▶ _Work instructions_:
Wherever the word "налогообложения" appears in a line, copy that line.

▶ _The records_:
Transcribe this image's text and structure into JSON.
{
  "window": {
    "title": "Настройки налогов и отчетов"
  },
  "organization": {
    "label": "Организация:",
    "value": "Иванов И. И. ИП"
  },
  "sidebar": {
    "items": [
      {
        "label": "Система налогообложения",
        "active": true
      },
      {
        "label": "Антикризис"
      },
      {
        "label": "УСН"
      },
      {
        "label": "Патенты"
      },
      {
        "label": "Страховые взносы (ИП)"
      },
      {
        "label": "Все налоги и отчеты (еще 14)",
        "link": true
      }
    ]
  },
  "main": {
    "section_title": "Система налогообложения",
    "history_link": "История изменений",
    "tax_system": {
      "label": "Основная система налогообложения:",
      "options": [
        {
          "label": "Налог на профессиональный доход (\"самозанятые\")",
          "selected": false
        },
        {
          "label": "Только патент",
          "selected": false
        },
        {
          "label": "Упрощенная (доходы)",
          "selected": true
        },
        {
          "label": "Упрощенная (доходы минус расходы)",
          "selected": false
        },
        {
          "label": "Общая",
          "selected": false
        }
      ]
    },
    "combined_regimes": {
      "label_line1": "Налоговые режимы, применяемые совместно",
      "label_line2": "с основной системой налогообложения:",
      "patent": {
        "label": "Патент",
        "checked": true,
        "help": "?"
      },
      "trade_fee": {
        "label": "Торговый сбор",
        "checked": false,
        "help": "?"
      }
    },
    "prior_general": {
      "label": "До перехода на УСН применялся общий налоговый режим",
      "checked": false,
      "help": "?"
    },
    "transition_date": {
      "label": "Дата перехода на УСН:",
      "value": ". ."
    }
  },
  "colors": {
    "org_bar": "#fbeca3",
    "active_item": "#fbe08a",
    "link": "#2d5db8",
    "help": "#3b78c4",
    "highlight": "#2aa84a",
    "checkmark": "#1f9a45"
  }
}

▶ _Problem solution_:
        "label": "Система налогообложения",
    "section_title": "Система налогообложения",
      "label": "Основная система налогообложения:",
      "label_line2": "с основной системой налогообложения:",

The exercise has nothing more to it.